→ **EXERCISE INPUTS**:
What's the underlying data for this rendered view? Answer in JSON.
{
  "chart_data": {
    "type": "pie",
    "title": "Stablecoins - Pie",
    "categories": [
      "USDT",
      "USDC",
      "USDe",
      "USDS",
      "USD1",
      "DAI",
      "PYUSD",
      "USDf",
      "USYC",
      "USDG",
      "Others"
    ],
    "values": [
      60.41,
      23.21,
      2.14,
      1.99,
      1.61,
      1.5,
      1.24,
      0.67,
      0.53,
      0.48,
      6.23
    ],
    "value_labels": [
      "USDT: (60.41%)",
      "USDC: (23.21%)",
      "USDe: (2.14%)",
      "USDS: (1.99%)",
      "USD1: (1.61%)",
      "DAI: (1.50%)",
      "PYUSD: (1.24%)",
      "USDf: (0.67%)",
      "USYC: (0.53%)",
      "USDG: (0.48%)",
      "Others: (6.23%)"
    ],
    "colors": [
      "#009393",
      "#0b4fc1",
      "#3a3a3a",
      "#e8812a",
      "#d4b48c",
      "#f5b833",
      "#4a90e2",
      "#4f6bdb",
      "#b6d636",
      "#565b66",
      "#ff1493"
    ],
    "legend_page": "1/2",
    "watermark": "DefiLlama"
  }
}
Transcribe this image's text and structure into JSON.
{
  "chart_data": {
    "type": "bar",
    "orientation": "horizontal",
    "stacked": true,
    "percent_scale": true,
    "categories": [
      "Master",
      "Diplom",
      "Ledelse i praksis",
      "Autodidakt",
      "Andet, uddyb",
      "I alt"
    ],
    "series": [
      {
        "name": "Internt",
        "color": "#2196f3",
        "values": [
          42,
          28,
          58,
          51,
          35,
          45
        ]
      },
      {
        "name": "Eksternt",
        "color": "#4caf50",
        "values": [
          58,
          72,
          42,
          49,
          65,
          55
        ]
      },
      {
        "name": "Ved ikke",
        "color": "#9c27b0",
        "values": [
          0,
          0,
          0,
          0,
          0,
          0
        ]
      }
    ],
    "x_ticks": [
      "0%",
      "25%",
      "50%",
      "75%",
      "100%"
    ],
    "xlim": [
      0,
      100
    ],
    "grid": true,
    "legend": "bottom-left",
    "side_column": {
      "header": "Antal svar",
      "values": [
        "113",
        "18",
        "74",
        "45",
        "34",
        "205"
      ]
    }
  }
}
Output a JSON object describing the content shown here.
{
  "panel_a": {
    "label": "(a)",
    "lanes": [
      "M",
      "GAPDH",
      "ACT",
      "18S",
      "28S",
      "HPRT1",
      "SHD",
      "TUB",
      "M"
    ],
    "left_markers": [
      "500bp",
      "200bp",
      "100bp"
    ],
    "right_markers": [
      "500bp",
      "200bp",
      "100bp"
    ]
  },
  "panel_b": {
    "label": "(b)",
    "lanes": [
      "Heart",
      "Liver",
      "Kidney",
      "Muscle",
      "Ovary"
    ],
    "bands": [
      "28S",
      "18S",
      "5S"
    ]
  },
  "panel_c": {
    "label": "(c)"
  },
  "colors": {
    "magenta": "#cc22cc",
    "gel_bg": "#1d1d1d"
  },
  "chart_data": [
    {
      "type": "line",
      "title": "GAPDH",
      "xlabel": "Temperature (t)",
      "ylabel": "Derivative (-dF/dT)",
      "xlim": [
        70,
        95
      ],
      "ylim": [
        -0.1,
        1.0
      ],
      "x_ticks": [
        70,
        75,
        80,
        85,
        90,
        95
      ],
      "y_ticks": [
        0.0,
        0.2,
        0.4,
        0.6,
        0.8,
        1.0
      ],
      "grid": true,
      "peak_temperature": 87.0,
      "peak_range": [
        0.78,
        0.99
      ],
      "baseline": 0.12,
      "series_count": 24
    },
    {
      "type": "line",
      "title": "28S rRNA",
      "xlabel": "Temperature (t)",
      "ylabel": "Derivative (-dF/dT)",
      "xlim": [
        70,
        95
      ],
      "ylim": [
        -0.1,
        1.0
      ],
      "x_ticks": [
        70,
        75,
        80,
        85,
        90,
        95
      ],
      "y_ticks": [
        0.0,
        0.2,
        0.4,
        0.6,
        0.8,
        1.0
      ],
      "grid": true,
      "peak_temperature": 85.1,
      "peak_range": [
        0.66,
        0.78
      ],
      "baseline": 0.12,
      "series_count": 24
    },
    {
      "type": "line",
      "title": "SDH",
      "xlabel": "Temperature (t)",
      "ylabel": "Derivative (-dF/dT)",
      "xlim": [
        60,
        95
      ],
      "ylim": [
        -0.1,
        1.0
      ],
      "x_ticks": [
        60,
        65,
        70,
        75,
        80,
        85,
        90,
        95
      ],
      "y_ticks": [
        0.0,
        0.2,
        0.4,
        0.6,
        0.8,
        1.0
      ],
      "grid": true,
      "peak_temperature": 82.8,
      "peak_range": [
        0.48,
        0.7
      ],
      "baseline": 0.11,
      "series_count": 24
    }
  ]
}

→ **WHAT IS BEING ASKED**: Exact output of every entry is required.

→ **SOLUTION FOR THIS PROBLEM**:
What's the underlying data for this rendered view? Answer in JSON.
{
  "chart_data": {
    "type": "pie",
    "title": "Stablecoins - Pie",
    "categories": [
      "USDT",
      "USDC",
      "USDe",
      "USDS",
      "USD1",
      "DAI",
      "PYUSD",
      "USDf",
      "USYC",
      "USDG",
      "Others"
    ],
    "values": [
      60.41,
      23.21,
      2.14,
      1.99,
      1.61,
      1.5,
      1.24,
      0.67,
      0.53,
      0.48,
      6.23
    ],
    "value_labels": [
      "USDT: (60.41%)",
      "USDC: (23.21%)",
      "USDe: (2.14%)",
      "USDS: (1.99%)",
      "USD1: (1.61%)",
      "DAI: (1.50%)",
      "PYUSD: (1.24%)",
      "USDf: (0.67%)",
      "USYC: (0.53%)",
      "USDG: (0.48%)",
      "Others: (6.23%)"
    ],
    "colors": [
      "#009393",
      "#0b4fc1",
      "#3a3a3a",
      "#e8812a",
      "#d4b48c",
      "#f5b833",
      "#4a90e2",
      "#4f6bdb",
      "#b6d636",
      "#565b66",
      "#ff1493"
    ],
    "legend_page": "1/2",
    "watermark": "DefiLlama"
  }
}
Transcribe this image's text and structure into JSON.
{
  "chart_data": {
    "type": "bar",
    "orientation": "horizontal",
    "stacked": true,
    "percent_scale": true,
    "categories": [
      "Master",
      "Diplom",
      "Ledelse i praksis",
      "Autodidakt",
      "Andet, uddyb",
      "I alt"
    ],
    "series": [
      {
        "name": "Internt",
        "color": "#2196f3",
        "values": [
          42,
          28,
          58,
          51,
          35,
          45
        ]
      },
      {
        "name": "Eksternt",
        "color": "#4caf50",
        "values": [
          58,
          72,
          42,
          49,
          65,
          55
        ]
      },
      {
        "name": "Ved ikke",
        "color": "#9c27b0",
        "values": [
          0,
          0,
          0,
          0,
          0,
          0
        ]
      }
    ],
    "x_ticks": [
      "0%",
      "25%",
      "50%",
      "75%",
      "100%"
    ],
    "xlim": [
      0,
      100
    ],
    "grid": true,
    "legend": "bottom-left",
    "side_column": {
      "header": "Antal svar",
      "values": [
        "113",
        "18",
        "74",
        "45",
        "34",
        "205"
      ]
    }
  }
}
Output a JSON object describing the content shown here.
{
  "panel_a": {
    "label": "(a)",
    "lanes": [
      "M",
      "GAPDH",
      "ACT",
      "18S",
      "28S",
      "HPRT1",
      "SHD",
      "TUB",
      "M"
    ],
    "left_markers": [
      "500bp",
      "200bp",
      "100bp"
    ],
    "right_markers": [
      "500bp",
      "200bp",
      "100bp"
    ]
  },
  "panel_b": {
    "label": "(b)",
    "lanes": [
      "Heart",
      "Liver",
      "Kidney",
      "Muscle",
      "Ovary"
    ],
    "bands": [
      "28S",
      "18S",
      "5S"
    ]
  },
  "panel_c": {
    "label": "(c)"
  },
  "colors": {
    "magenta": "#cc22cc",
    "gel_bg": "#1d1d1d"
  },
  "chart_data": [
    {
      "type": "line",
      "title": "GAPDH",
      "xlabel": "Temperature (t)",
      "ylabel": "Derivative (-dF/dT)",
      "xlim": [
        70,
        95
      ],
      "ylim": [
        -0.1,
        1.0
      ],
      "x_ticks": [
        70,
        75,
        80,
        85,
        90,
        95
      ],
      "y_ticks": [
        0.0,
        0.2,
        0.4,
        0.6,
        0.8,
        1.0
      ],
      "grid": true,
      "peak_temperature": 87.0,
      "peak_range": [
        0.78,
        0.99
      ],
      "baseline": 0.12,
      "series_count": 24
    },
    {
      "type": "line",
      "title": "28S rRNA",
      "xlabel": "Temperature (t)",
      "ylabel": "Derivative (-dF/dT)",
      "xlim": [
        70,
        95
      ],
      "ylim": [
        -0.1,
        1.0
      ],
      "x_ticks": [
        70,
        75,
        80,
        85,
        90,
        95
      ],
      "y_ticks": [
        0.0,
        0.2,
        0.4,
        0.6,
        0.8,
        1.0
      ],
      "grid": true,
      "peak_temperature": 85.1,
      "peak_range": [
        0.66,
        0.78
      ],
      "baseline": 0.12,
      "series_count": 24
    },
    {
      "type": "line",
      "title": "SDH",
      "xlabel": "Temperature (t)",
      "ylabel": "Derivative (-dF/dT)",
      "xlim": [
        60,
        95
      ],
      "ylim": [
        -0.1,
        1.0
      ],
      "x_ticks": [
        60,
        65,
        70,
        75,
        80,
        85,
        90,
        95
      ],
      "y_ticks": [
        0.0,
        0.2,
        0.4,
        0.6,
        0.8,
        1.0
      ],
      "grid": true,
      "peak_temperature": 82.8,
      "peak_range": [
        0.48,
        0.7
      ],
      "baseline": 0.11,
      "series_count": 24
    }
  ]
}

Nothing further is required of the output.